--- Start of Material for this exercise ---

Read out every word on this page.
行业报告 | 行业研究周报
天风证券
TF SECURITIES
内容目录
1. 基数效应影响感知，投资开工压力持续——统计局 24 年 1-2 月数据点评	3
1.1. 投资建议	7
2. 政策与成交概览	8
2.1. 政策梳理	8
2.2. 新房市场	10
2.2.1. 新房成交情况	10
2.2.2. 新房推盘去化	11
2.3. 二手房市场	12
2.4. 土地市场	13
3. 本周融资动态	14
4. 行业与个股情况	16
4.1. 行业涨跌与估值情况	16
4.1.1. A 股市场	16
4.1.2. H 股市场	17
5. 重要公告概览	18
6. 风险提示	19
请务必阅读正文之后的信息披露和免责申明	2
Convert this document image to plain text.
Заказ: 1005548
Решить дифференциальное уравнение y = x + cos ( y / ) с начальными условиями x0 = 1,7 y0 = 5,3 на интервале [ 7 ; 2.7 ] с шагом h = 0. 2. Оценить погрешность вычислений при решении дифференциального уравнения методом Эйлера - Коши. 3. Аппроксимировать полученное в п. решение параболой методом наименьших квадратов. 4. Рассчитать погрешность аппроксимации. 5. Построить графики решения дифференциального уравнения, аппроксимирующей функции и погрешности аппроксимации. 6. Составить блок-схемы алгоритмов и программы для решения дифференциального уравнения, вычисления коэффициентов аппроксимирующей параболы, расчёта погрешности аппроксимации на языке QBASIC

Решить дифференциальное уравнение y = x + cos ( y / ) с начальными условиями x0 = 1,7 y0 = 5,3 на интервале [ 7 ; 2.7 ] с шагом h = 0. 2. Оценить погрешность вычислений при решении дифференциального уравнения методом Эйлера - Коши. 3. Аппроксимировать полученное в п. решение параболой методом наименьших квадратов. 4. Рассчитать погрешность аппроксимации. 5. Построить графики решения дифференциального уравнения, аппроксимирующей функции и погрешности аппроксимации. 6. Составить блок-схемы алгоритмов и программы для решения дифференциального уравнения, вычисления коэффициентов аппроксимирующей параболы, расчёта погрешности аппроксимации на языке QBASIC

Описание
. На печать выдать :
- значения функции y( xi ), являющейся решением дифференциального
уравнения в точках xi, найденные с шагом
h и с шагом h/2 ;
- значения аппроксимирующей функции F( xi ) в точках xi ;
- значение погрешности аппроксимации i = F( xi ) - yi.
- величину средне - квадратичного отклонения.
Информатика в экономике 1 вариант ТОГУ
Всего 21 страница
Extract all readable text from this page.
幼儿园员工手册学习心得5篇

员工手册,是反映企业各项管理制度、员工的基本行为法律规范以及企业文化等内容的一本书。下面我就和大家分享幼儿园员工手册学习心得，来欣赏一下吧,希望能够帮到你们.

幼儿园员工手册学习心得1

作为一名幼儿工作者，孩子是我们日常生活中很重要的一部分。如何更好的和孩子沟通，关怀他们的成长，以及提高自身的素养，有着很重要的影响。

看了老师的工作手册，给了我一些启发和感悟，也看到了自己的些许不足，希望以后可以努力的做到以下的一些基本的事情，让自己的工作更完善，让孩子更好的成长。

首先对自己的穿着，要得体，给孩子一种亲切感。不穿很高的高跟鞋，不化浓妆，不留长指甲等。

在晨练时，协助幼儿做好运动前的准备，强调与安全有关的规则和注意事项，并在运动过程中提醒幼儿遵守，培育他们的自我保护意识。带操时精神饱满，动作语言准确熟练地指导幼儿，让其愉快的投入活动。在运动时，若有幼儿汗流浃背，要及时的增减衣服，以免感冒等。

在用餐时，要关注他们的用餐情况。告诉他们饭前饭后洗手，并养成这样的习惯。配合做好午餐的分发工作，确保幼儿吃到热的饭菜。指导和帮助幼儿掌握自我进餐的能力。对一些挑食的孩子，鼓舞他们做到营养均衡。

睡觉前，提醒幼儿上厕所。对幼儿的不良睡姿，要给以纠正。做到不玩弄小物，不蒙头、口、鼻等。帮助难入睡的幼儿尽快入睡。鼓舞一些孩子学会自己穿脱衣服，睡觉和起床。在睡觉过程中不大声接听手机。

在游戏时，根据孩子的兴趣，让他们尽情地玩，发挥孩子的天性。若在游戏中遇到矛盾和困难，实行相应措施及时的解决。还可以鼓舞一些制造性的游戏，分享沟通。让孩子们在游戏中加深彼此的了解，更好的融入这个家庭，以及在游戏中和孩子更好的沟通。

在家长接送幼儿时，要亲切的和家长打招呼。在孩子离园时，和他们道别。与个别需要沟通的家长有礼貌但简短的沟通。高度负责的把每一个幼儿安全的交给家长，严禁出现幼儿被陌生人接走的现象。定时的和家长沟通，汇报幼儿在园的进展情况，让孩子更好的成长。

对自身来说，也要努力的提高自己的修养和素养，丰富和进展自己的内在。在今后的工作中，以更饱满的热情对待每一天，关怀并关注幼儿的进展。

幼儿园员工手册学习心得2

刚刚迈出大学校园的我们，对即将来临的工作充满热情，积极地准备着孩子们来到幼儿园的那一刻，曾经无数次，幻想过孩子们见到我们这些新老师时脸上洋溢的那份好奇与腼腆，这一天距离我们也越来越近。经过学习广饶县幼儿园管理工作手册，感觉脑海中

--- End of Material for this exercise ---

Repeat the records exactly, including every line.

Read out every word on this page.
行业报告 | 行业研究周报
天风证券
TF SECURITIES
内容目录
1. 基数效应影响感知，投资开工压力持续——统计局 24 年 1-2 月数据点评	3
1.1. 投资建议	7
2. 政策与成交概览	8
2.1. 政策梳理	8
2.2. 新房市场	10
2.2.1. 新房成交情况	10
2.2.2. 新房推盘去化	11
2.3. 二手房市场	12
2.4. 土地市场	13
3. 本周融资动态	14
4. 行业与个股情况	16
4.1. 行业涨跌与估值情况	16
4.1.1. A 股市场	16
4.1.2. H 股市场	17
5. 重要公告概览	18
6. 风险提示	19
请务必阅读正文之后的信息披露和免责申明	2
Convert this document image to plain text.
Заказ: 1005548
Решить дифференциальное уравнение y = x + cos ( y / ) с начальными условиями x0 = 1,7 y0 = 5,3 на интервале [ 7 ; 2.7 ] с шагом h = 0. 2. Оценить погрешность вычислений при решении дифференциального уравнения методом Эйлера - Коши. 3. Аппроксимировать полученное в п. решение параболой методом наименьших квадратов. 4. Рассчитать погрешность аппроксимации. 5. Построить графики решения дифференциального уравнения, аппроксимирующей функции и погрешности аппроксимации. 6. Составить блок-схемы алгоритмов и программы для решения дифференциального уравнения, вычисления коэффициентов аппроксимирующей параболы, расчёта погрешности аппроксимации на языке QBASIC

Решить дифференциальное уравнение y = x + cos ( y / ) с начальными условиями x0 = 1,7 y0 = 5,3 на интервале [ 7 ; 2.7 ] с шагом h = 0. 2. Оценить погрешность вычислений при решении дифференциального уравнения методом Эйлера - Коши. 3. Аппроксимировать полученное в п. решение параболой методом наименьших квадратов. 4. Рассчитать погрешность аппроксимации. 5. Построить графики решения дифференциального уравнения, аппроксимирующей функции и погрешности аппроксимации. 6. Составить блок-схемы алгоритмов и программы для решения дифференциального уравнения, вычисления коэффициентов аппроксимирующей параболы, расчёта погрешности аппроксимации на языке QBASIC

Описание
. На печать выдать :
- значения функции y( xi ), являющейся решением дифференциального
уравнения в точках xi, найденные с шагом
h и с шагом h/2 ;
- значения аппроксимирующей функции F( xi ) в точках xi ;
- значение погрешности аппроксимации i = F( xi ) - yi.
- величину средне - квадратичного отклонения.
Информатика в экономике 1 вариант ТОГУ
Всего 21 страница
Extract all readable text from this page.
幼儿园员工手册学习心得5篇

员工手册,是反映企业各项管理制度、员工的基本行为法律规范以及企业文化等内容的一本书。下面我就和大家分享幼儿园员工手册学习心得，来欣赏一下吧,希望能够帮到你们.

幼儿园员工手册学习心得1

作为一名幼儿工作者，孩子是我们日常生活中很重要的一部分。如何更好的和孩子沟通，关怀他们的成长，以及提高自身的素养，有着很重要的影响。

看了老师的工作手册，给了我一些启发和感悟，也看到了自己的些许不足，希望以后可以努力的做到以下的一些基本的事情，让自己的工作更完善，让孩子更好的成长。

首先对自己的穿着，要得体，给孩子一种亲切感。不穿很高的高跟鞋，不化浓妆，不留长指甲等。

在晨练时，协助幼儿做好运动前的准备，强调与安全有关的规则和注意事项，并在运动过程中提醒幼儿遵守，培育他们的自我保护意识。带操时精神饱满，动作语言准确熟练地指导幼儿，让其愉快的投入活动。在运动时，若有幼儿汗流浃背，要及时的增减衣服，以免感冒等。

在用餐时，要关注他们的用餐情况。告诉他们饭前饭后洗手，并养成这样的习惯。配合做好午餐的分发工作，确保幼儿吃到热的饭菜。指导和帮助幼儿掌握自我进餐的能力。对一些挑食的孩子，鼓舞他们做到营养均衡。

睡觉前，提醒幼儿上厕所。对幼儿的不良睡姿，要给以纠正。做到不玩弄小物，不蒙头、口、鼻等。帮助难入睡的幼儿尽快入睡。鼓舞一些孩子学会自己穿脱衣服，睡觉和起床。在睡觉过程中不大声接听手机。

在游戏时，根据孩子的兴趣，让他们尽情地玩，发挥孩子的天性。若在游戏中遇到矛盾和困难，实行相应措施及时的解决。还可以鼓舞一些制造性的游戏，分享沟通。让孩子们在游戏中加深彼此的了解，更好的融入这个家庭，以及在游戏中和孩子更好的沟通。

在家长接送幼儿时，要亲切的和家长打招呼。在孩子离园时，和他们道别。与个别需要沟通的家长有礼貌但简短的沟通。高度负责的把每一个幼儿安全的交给家长，严禁出现幼儿被陌生人接走的现象。定时的和家长沟通，汇报幼儿在园的进展情况，让孩子更好的成长。

对自身来说，也要努力的提高自己的修养和素养，丰富和进展自己的内在。在今后的工作中，以更饱满的热情对待每一天，关怀并关注幼儿的进展。

幼儿园员工手册学习心得2

刚刚迈出大学校园的我们，对即将来临的工作充满热情，积极地准备着孩子们来到幼儿园的那一刻，曾经无数次，幻想过孩子们见到我们这些新老师时脸上洋溢的那份好奇与腼腆，这一天距离我们也越来越近。经过学习广饶县幼儿园管理工作手册，感觉脑海中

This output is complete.